▶ [WHAT THE TASK REQUIRES]
Leave out the pictures and repeat everything else in the records exactly.

▶ [DATASET RECORDS]
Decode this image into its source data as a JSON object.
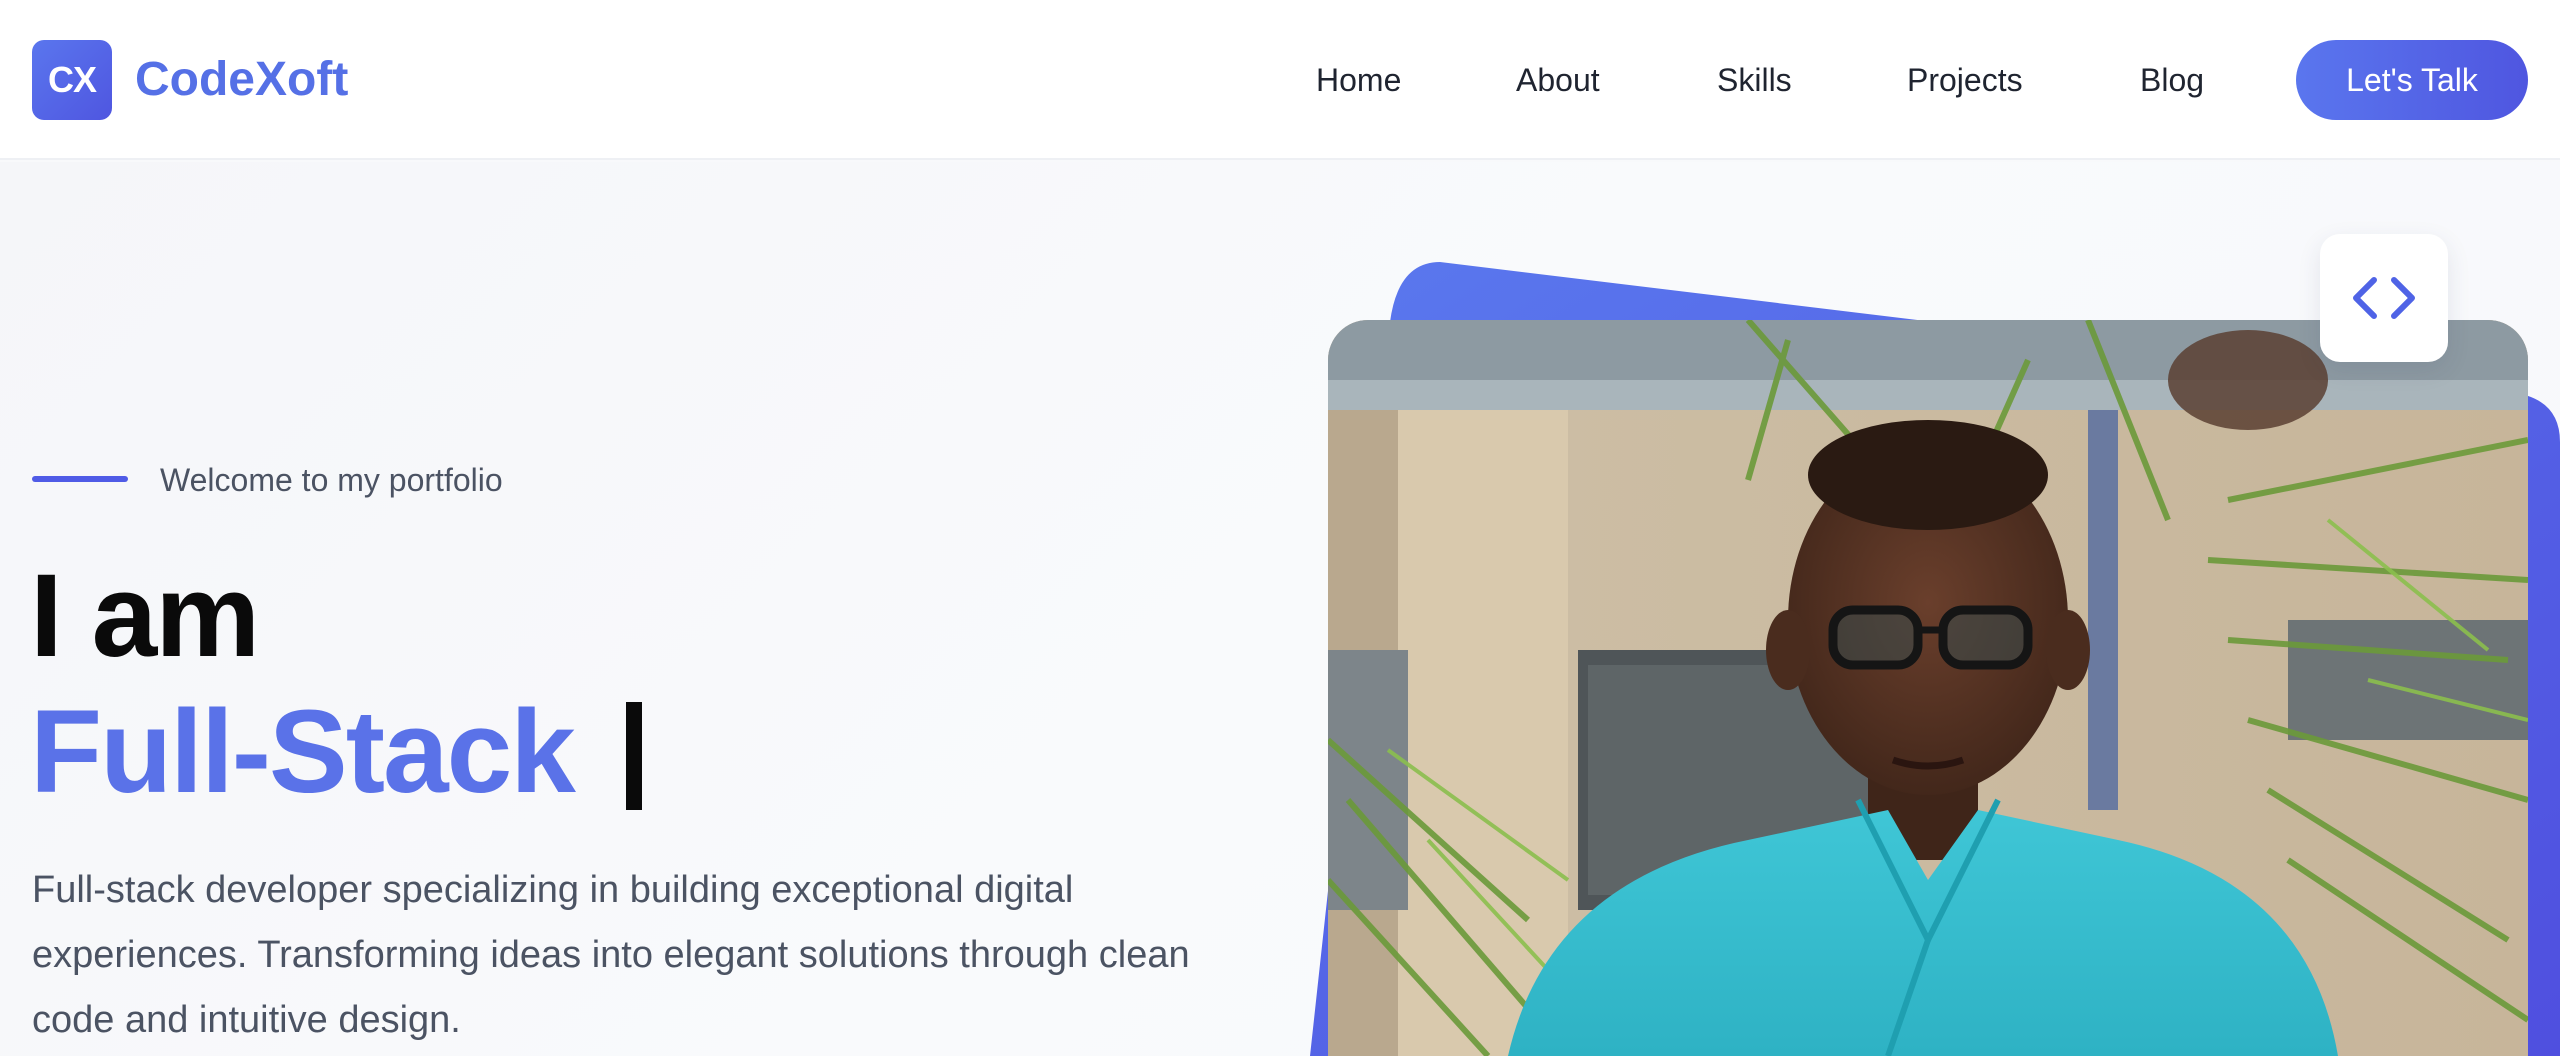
{
  "brand": {
    "badge": "CX",
    "name": "CodeXoft",
    "accent_color": "#5570e6"
  },
  "nav": {
    "items": [
      {
        "label": "Home"
      },
      {
        "label": "About"
      },
      {
        "label": "Skills"
      },
      {
        "label": "Projects"
      },
      {
        "label": "Blog"
      }
    ],
    "cta_label": "Let's Talk"
  },
  "hero": {
    "eyebrow": "Welcome to my portfolio",
    "headline_line1": "I am",
    "headline_role": "Full-Stack",
    "description": "Full-stack developer specializing in building exceptional digital experiences. Transforming ideas into elegant solutions through clean code and intuitive design.",
    "photo_alt_icon": "person-photo",
    "code_chip_icon": "code-brackets-icon"
  }
}
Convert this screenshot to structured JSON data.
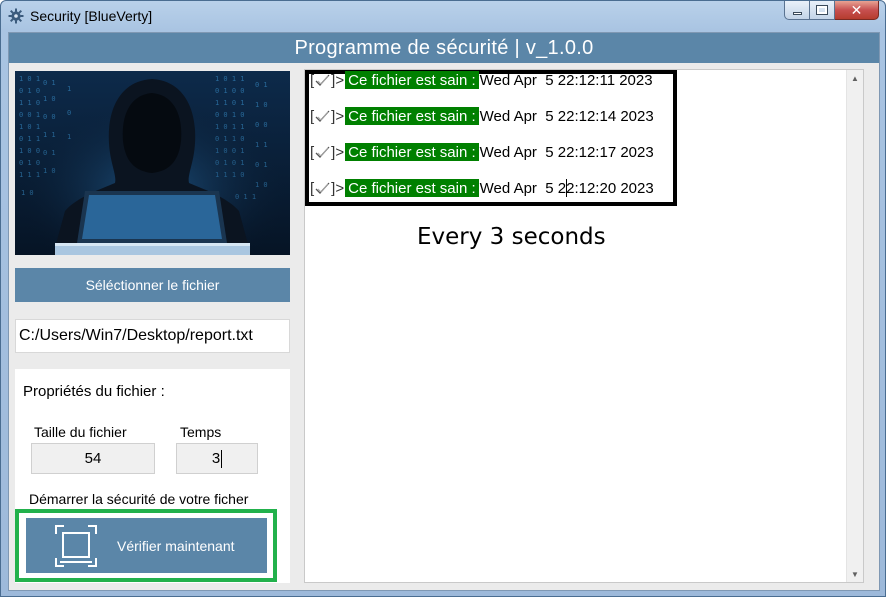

▶ [SOLUTION TO THIS EXERCISE]
Decode this image into its source data as a JSON object.
{
  "brand": {
    "badge": "CX",
    "name": "CodeXoft",
    "accent_color": "#5570e6"
  },
  "nav": {
    "items": [
      {
        "label": "Home"
      },
      {
        "label": "About"
      },
      {
        "label": "Skills"
      },
      {
        "label": "Projects"
      },
      {
        "label": "Blog"
      }
    ],
    "cta_label": "Let's Talk"
  },
  "hero": {
    "eyebrow": "Welcome to my portfolio",
    "headline_line1": "I am",
    "headline_role": "Full-Stack",
    "description": "Full-stack developer specializing in building exceptional digital experiences. Transforming ideas into elegant solutions through clean code and intuitive design.",
    "photo_alt_icon": "person-photo",
    "code_chip_icon": "code-brackets-icon"
  }
}
Convert this screenshot to structured JSON data.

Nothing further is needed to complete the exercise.